● **GIVEN RECORDS**

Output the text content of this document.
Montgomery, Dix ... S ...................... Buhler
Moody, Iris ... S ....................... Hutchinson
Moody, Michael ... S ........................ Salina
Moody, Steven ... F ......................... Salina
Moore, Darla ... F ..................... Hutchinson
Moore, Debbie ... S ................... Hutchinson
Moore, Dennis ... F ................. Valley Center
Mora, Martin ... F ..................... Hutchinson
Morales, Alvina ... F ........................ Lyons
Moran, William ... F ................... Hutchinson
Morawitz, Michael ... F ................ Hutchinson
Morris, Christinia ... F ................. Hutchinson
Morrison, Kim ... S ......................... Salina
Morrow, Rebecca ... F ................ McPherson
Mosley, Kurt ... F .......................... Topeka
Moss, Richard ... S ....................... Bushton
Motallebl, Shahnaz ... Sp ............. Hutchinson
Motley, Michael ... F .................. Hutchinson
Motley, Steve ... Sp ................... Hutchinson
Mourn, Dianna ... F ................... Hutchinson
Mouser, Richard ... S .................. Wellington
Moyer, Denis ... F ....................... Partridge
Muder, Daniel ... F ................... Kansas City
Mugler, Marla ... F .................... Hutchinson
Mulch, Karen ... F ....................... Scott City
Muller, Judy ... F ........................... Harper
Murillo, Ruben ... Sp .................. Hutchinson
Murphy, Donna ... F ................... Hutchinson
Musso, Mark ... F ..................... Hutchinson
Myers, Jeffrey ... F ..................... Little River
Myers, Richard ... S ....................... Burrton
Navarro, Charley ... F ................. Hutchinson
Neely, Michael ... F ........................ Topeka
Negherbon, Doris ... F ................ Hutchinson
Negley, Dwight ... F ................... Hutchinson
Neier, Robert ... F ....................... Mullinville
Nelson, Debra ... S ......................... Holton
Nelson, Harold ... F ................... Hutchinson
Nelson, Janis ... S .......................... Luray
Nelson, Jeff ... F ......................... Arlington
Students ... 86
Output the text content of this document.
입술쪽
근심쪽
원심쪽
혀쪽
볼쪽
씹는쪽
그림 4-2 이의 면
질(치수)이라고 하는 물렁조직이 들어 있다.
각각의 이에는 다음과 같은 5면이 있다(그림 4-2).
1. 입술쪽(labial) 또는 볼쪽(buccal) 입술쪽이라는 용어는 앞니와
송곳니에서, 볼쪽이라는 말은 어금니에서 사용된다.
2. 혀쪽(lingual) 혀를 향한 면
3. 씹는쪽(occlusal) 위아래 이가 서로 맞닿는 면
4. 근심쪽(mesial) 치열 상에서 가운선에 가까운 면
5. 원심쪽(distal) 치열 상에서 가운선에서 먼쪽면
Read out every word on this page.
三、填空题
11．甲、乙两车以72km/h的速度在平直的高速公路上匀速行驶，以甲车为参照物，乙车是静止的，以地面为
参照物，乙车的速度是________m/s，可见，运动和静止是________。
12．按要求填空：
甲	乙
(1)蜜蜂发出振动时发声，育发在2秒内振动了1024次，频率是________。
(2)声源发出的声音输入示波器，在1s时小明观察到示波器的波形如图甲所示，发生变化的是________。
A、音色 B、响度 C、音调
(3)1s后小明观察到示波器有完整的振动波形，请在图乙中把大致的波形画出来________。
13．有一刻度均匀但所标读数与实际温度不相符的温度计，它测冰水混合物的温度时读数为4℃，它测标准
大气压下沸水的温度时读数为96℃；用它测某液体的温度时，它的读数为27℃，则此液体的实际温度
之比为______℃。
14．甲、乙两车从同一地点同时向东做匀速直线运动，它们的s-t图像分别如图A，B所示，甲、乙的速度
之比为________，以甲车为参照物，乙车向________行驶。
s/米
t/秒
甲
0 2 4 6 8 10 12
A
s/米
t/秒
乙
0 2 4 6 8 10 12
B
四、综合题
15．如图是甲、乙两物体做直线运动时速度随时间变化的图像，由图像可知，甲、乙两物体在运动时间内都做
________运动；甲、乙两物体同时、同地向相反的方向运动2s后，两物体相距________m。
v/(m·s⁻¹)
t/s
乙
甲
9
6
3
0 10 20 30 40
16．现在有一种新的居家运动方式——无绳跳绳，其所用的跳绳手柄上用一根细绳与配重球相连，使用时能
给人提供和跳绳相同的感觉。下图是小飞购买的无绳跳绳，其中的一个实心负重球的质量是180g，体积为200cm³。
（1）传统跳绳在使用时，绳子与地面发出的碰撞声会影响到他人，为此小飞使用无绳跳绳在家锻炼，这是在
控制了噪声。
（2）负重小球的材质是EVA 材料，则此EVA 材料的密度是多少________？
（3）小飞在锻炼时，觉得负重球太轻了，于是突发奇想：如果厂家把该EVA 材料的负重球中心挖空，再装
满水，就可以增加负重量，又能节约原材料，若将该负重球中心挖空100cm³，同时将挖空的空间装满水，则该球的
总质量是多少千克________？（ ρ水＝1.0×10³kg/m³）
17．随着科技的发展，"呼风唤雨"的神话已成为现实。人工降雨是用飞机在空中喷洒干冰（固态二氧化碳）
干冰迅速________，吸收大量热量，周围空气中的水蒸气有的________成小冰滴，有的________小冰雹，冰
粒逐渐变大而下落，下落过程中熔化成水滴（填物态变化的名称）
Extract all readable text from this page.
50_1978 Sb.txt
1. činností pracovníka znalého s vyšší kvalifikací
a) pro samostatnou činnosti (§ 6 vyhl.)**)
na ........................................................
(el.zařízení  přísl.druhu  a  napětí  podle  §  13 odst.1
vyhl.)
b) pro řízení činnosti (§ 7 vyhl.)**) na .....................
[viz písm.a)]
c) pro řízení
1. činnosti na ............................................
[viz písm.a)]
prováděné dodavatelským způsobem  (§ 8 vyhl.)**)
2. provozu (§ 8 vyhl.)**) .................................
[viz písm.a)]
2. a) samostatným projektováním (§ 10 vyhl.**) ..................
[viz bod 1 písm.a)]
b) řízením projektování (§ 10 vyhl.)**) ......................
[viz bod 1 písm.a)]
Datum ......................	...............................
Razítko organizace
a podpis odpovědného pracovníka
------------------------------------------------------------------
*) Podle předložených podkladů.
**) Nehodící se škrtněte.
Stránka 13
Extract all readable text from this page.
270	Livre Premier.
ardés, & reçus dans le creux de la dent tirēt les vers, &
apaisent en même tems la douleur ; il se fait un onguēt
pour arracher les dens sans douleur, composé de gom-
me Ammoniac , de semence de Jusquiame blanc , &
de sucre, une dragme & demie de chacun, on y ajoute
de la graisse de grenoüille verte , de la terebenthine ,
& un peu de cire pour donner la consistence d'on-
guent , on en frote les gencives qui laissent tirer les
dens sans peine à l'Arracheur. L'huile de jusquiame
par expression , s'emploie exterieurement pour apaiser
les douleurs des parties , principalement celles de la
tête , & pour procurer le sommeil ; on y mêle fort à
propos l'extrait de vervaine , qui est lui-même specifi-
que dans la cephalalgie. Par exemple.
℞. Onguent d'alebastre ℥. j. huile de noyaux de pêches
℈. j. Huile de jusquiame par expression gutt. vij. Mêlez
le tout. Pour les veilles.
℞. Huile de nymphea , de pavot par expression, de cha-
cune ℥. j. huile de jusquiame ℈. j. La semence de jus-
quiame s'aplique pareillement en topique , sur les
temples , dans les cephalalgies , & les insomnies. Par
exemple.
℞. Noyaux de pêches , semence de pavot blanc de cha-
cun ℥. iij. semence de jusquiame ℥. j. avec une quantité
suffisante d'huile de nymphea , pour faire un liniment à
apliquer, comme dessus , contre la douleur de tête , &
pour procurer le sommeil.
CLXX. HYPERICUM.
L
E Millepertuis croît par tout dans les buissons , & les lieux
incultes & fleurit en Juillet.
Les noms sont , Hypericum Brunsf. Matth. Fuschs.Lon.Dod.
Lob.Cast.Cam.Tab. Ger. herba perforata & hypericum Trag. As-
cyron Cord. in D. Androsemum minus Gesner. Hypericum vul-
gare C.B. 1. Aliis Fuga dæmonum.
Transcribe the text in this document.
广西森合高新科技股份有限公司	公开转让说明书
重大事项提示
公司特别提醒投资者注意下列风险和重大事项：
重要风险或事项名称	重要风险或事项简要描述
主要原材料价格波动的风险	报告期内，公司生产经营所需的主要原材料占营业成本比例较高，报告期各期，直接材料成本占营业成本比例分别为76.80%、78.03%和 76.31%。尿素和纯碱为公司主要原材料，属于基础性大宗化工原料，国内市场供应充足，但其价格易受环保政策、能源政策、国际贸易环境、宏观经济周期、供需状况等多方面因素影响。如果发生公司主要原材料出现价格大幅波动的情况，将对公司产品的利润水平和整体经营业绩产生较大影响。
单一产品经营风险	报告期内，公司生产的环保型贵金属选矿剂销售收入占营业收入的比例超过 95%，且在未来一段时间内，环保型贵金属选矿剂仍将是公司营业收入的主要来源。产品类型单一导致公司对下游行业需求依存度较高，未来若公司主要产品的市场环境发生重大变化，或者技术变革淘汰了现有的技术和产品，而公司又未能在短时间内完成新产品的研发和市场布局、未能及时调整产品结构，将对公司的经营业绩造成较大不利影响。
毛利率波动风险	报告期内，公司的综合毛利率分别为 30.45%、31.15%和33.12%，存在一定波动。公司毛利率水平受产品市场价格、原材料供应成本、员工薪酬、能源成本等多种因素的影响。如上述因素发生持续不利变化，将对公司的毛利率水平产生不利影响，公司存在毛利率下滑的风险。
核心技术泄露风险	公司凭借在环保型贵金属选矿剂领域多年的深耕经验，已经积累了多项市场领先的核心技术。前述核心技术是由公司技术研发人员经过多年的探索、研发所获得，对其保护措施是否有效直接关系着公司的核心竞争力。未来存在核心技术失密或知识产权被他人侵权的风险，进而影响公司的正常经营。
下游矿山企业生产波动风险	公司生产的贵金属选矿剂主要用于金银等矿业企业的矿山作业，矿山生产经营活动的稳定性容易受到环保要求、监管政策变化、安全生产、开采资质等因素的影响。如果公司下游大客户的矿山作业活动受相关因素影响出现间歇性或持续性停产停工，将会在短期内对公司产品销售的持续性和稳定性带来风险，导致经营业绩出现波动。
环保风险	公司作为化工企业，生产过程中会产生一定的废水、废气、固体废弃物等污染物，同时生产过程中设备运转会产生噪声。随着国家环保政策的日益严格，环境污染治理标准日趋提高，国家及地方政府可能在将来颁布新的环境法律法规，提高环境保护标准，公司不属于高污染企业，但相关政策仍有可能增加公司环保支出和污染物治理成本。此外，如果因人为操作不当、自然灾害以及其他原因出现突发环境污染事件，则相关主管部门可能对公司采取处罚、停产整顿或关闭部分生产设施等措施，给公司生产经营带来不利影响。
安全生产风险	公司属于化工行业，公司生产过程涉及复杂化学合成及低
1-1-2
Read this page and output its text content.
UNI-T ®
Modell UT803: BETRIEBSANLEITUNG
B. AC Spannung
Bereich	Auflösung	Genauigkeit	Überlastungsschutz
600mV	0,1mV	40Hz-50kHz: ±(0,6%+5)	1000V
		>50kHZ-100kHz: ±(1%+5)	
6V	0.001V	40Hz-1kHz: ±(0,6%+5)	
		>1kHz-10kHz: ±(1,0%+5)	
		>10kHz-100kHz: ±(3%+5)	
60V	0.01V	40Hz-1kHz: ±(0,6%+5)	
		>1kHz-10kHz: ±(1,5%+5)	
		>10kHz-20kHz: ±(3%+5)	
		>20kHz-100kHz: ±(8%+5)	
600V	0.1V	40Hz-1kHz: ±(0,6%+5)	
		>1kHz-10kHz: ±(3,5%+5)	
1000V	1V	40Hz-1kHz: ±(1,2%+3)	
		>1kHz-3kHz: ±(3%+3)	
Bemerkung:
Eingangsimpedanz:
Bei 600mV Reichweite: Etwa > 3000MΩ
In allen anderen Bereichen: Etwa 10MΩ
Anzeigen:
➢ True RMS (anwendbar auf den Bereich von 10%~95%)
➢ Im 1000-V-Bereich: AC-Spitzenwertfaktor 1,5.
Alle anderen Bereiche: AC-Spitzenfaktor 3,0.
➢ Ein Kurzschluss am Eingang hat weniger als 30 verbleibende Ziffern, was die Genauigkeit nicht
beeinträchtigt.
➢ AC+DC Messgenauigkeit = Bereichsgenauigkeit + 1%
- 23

● **TASK DETAILS**
Check each line of the entries above, and show every one holding the word "semence".

● **FULL OUTPUT**
me Ammoniac , de semence de Jusquiame blanc , &
cune ℥. j. huile de jusquiame ℈. j. La semence de jus-
℞. Noyaux de pêches , semence de pavot blanc de cha-
cun ℥. iij. semence de jusquiame ℥. j. avec une quantité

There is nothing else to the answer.